▶ _AIM_
Repeat each entry in full, exactly.

▶ _SOURCE DATA_
----------
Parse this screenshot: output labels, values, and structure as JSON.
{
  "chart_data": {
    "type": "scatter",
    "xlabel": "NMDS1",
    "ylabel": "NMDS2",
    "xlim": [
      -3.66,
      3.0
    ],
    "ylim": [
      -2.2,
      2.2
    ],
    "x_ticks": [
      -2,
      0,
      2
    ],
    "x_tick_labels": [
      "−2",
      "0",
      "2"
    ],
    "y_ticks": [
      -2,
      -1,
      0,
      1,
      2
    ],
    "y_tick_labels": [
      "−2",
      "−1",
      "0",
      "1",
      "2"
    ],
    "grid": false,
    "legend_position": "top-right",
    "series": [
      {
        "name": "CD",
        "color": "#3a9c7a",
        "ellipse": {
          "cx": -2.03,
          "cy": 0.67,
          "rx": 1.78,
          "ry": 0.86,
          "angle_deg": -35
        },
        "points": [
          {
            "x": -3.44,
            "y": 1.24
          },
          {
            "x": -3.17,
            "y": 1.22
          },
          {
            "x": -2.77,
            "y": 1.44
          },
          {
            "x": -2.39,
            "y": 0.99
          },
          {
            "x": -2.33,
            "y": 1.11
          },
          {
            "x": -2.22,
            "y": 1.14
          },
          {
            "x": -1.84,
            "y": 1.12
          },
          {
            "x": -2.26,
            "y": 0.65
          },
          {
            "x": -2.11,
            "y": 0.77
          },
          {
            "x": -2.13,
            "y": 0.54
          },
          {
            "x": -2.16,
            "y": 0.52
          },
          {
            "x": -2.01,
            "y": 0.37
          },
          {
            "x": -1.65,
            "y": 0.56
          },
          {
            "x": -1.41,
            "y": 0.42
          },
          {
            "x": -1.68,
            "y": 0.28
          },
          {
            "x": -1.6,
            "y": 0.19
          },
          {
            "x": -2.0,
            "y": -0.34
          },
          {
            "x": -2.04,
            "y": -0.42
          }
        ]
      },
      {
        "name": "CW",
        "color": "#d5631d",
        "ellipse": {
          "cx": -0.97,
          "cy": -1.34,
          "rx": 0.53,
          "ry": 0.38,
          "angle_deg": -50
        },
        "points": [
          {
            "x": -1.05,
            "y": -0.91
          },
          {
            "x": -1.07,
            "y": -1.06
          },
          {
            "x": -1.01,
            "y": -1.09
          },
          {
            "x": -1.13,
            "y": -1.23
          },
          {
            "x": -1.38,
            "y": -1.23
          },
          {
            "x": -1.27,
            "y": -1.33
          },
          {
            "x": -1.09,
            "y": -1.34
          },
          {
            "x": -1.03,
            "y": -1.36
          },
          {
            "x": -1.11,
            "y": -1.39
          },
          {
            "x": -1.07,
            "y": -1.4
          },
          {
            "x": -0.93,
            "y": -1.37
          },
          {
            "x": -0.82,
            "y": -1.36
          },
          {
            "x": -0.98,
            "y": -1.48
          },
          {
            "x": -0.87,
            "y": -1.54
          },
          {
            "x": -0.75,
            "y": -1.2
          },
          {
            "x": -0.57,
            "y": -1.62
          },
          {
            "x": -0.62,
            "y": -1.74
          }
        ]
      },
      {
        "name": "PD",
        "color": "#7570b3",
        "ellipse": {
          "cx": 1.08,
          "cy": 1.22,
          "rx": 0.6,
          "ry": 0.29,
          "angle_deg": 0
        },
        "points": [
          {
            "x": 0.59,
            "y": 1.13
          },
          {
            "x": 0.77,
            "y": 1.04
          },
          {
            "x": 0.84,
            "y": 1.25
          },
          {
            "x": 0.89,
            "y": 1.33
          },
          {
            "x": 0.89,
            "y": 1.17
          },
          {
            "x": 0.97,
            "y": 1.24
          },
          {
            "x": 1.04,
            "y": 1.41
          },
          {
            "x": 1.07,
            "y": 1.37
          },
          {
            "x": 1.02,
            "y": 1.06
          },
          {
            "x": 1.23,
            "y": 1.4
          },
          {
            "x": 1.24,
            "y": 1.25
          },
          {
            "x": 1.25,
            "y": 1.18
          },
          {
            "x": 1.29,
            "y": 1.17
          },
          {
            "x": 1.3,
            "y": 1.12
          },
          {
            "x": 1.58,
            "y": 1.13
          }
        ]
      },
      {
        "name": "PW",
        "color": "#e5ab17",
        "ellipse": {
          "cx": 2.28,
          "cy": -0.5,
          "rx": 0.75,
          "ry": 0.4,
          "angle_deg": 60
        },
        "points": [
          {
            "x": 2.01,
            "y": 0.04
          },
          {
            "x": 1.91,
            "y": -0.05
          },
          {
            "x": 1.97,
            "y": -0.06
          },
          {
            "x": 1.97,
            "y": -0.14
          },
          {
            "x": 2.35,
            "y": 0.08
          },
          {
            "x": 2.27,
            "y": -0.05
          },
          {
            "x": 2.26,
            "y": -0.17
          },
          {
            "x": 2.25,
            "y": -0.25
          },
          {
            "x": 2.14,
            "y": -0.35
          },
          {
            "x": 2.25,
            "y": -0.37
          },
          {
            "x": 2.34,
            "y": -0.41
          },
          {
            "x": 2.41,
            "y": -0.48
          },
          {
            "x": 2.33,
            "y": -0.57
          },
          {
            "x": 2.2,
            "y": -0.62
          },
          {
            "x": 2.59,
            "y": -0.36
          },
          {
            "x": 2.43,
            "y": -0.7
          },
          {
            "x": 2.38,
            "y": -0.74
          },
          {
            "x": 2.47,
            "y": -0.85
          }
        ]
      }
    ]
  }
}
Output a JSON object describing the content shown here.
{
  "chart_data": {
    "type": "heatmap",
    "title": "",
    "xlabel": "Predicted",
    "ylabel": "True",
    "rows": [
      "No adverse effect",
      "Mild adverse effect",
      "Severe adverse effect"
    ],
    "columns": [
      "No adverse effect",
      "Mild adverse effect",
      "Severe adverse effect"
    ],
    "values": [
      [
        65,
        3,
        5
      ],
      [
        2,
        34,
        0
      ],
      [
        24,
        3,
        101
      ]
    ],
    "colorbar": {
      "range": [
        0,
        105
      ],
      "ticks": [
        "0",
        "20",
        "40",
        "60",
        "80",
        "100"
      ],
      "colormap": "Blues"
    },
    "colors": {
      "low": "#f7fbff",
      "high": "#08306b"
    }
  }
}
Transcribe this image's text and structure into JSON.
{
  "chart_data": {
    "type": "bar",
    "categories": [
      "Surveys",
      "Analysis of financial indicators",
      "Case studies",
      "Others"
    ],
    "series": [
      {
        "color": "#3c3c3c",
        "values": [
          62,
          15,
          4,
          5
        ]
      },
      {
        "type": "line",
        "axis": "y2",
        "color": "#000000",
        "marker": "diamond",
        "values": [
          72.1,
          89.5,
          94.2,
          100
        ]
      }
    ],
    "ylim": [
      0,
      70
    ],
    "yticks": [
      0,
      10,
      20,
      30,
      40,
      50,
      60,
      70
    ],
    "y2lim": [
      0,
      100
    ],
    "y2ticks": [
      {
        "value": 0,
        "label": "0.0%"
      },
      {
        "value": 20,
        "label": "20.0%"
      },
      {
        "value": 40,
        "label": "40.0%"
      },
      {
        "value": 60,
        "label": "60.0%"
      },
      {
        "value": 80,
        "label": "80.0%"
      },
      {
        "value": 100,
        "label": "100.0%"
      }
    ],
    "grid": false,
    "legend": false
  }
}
----------
▶ _EXPECTED OUTPUT_
Parse this screenshot: output labels, values, and structure as JSON.
{
  "chart_data": {
    "type": "scatter",
    "xlabel": "NMDS1",
    "ylabel": "NMDS2",
    "xlim": [
      -3.66,
      3.0
    ],
    "ylim": [
      -2.2,
      2.2
    ],
    "x_ticks": [
      -2,
      0,
      2
    ],
    "x_tick_labels": [
      "−2",
      "0",
      "2"
    ],
    "y_ticks": [
      -2,
      -1,
      0,
      1,
      2
    ],
    "y_tick_labels": [
      "−2",
      "−1",
      "0",
      "1",
      "2"
    ],
    "grid": false,
    "legend_position": "top-right",
    "series": [
      {
        "name": "CD",
        "color": "#3a9c7a",
        "ellipse": {
          "cx": -2.03,
          "cy": 0.67,
          "rx": 1.78,
          "ry": 0.86,
          "angle_deg": -35
        },
        "points": [
          {
            "x": -3.44,
            "y": 1.24
          },
          {
            "x": -3.17,
            "y": 1.22
          },
          {
            "x": -2.77,
            "y": 1.44
          },
          {
            "x": -2.39,
            "y": 0.99
          },
          {
            "x": -2.33,
            "y": 1.11
          },
          {
            "x": -2.22,
            "y": 1.14
          },
          {
            "x": -1.84,
            "y": 1.12
          },
          {
            "x": -2.26,
            "y": 0.65
          },
          {
            "x": -2.11,
            "y": 0.77
          },
          {
            "x": -2.13,
            "y": 0.54
          },
          {
            "x": -2.16,
            "y": 0.52
          },
          {
            "x": -2.01,
            "y": 0.37
          },
          {
            "x": -1.65,
            "y": 0.56
          },
          {
            "x": -1.41,
            "y": 0.42
          },
          {
            "x": -1.68,
            "y": 0.28
          },
          {
            "x": -1.6,
            "y": 0.19
          },
          {
            "x": -2.0,
            "y": -0.34
          },
          {
            "x": -2.04,
            "y": -0.42
          }
        ]
      },
      {
        "name": "CW",
        "color": "#d5631d",
        "ellipse": {
          "cx": -0.97,
          "cy": -1.34,
          "rx": 0.53,
          "ry": 0.38,
          "angle_deg": -50
        },
        "points": [
          {
            "x": -1.05,
            "y": -0.91
          },
          {
            "x": -1.07,
            "y": -1.06
          },
          {
            "x": -1.01,
            "y": -1.09
          },
          {
            "x": -1.13,
            "y": -1.23
          },
          {
            "x": -1.38,
            "y": -1.23
          },
          {
            "x": -1.27,
            "y": -1.33
          },
          {
            "x": -1.09,
            "y": -1.34
          },
          {
            "x": -1.03,
            "y": -1.36
          },
          {
            "x": -1.11,
            "y": -1.39
          },
          {
            "x": -1.07,
            "y": -1.4
          },
          {
            "x": -0.93,
            "y": -1.37
          },
          {
            "x": -0.82,
            "y": -1.36
          },
          {
            "x": -0.98,
            "y": -1.48
          },
          {
            "x": -0.87,
            "y": -1.54
          },
          {
            "x": -0.75,
            "y": -1.2
          },
          {
            "x": -0.57,
            "y": -1.62
          },
          {
            "x": -0.62,
            "y": -1.74
          }
        ]
      },
      {
        "name": "PD",
        "color": "#7570b3",
        "ellipse": {
          "cx": 1.08,
          "cy": 1.22,
          "rx": 0.6,
          "ry": 0.29,
          "angle_deg": 0
        },
        "points": [
          {
            "x": 0.59,
            "y": 1.13
          },
          {
            "x": 0.77,
            "y": 1.04
          },
          {
            "x": 0.84,
            "y": 1.25
          },
          {
            "x": 0.89,
            "y": 1.33
          },
          {
            "x": 0.89,
            "y": 1.17
          },
          {
            "x": 0.97,
            "y": 1.24
          },
          {
            "x": 1.04,
            "y": 1.41
          },
          {
            "x": 1.07,
            "y": 1.37
          },
          {
            "x": 1.02,
            "y": 1.06
          },
          {
            "x": 1.23,
            "y": 1.4
          },
          {
            "x": 1.24,
            "y": 1.25
          },
          {
            "x": 1.25,
            "y": 1.18
          },
          {
            "x": 1.29,
            "y": 1.17
          },
          {
            "x": 1.3,
            "y": 1.12
          },
          {
            "x": 1.58,
            "y": 1.13
          }
        ]
      },
      {
        "name": "PW",
        "color": "#e5ab17",
        "ellipse": {
          "cx": 2.28,
          "cy": -0.5,
          "rx": 0.75,
          "ry": 0.4,
          "angle_deg": 60
        },
        "points": [
          {
            "x": 2.01,
            "y": 0.04
          },
          {
            "x": 1.91,
            "y": -0.05
          },
          {
            "x": 1.97,
            "y": -0.06
          },
          {
            "x": 1.97,
            "y": -0.14
          },
          {
            "x": 2.35,
            "y": 0.08
          },
          {
            "x": 2.27,
            "y": -0.05
          },
          {
            "x": 2.26,
            "y": -0.17
          },
          {
            "x": 2.25,
            "y": -0.25
          },
          {
            "x": 2.14,
            "y": -0.35
          },
          {
            "x": 2.25,
            "y": -0.37
          },
          {
            "x": 2.34,
            "y": -0.41
          },
          {
            "x": 2.41,
            "y": -0.48
          },
          {
            "x": 2.33,
            "y": -0.57
          },
          {
            "x": 2.2,
            "y": -0.62
          },
          {
            "x": 2.59,
            "y": -0.36
          },
          {
            "x": 2.43,
            "y": -0.7
          },
          {
            "x": 2.38,
            "y": -0.74
          },
          {
            "x": 2.47,
            "y": -0.85
          }
        ]
      }
    ]
  }
}
Output a JSON object describing the content shown here.
{
  "chart_data": {
    "type": "heatmap",
    "title": "",
    "xlabel": "Predicted",
    "ylabel": "True",
    "rows": [
      "No adverse effect",
      "Mild adverse effect",
      "Severe adverse effect"
    ],
    "columns": [
      "No adverse effect",
      "Mild adverse effect",
      "Severe adverse effect"
    ],
    "values": [
      [
        65,
        3,
        5
      ],
      [
        2,
        34,
        0
      ],
      [
        24,
        3,
        101
      ]
    ],
    "colorbar": {
      "range": [
        0,
        105
      ],
      "ticks": [
        "0",
        "20",
        "40",
        "60",
        "80",
        "100"
      ],
      "colormap": "Blues"
    },
    "colors": {
      "low": "#f7fbff",
      "high": "#08306b"
    }
  }
}
Transcribe this image's text and structure into JSON.
{
  "chart_data": {
    "type": "bar",
    "categories": [
      "Surveys",
      "Analysis of financial indicators",
      "Case studies",
      "Others"
    ],
    "series": [
      {
        "color": "#3c3c3c",
        "values": [
          62,
          15,
          4,
          5
        ]
      },
      {
        "type": "line",
        "axis": "y2",
        "color": "#000000",
        "marker": "diamond",
        "values": [
          72.1,
          89.5,
          94.2,
          100
        ]
      }
    ],
    "ylim": [
      0,
      70
    ],
    "yticks": [
      0,
      10,
      20,
      30,
      40,
      50,
      60,
      70
    ],
    "y2lim": [
      0,
      100
    ],
    "y2ticks": [
      {
        "value": 0,
        "label": "0.0%"
      },
      {
        "value": 20,
        "label": "20.0%"
      },
      {
        "value": 40,
        "label": "40.0%"
      },
      {
        "value": 60,
        "label": "60.0%"
      },
      {
        "value": 80,
        "label": "80.0%"
      },
      {
        "value": 100,
        "label": "100.0%"
      }
    ],
    "grid": false,
    "legend": false
  }
}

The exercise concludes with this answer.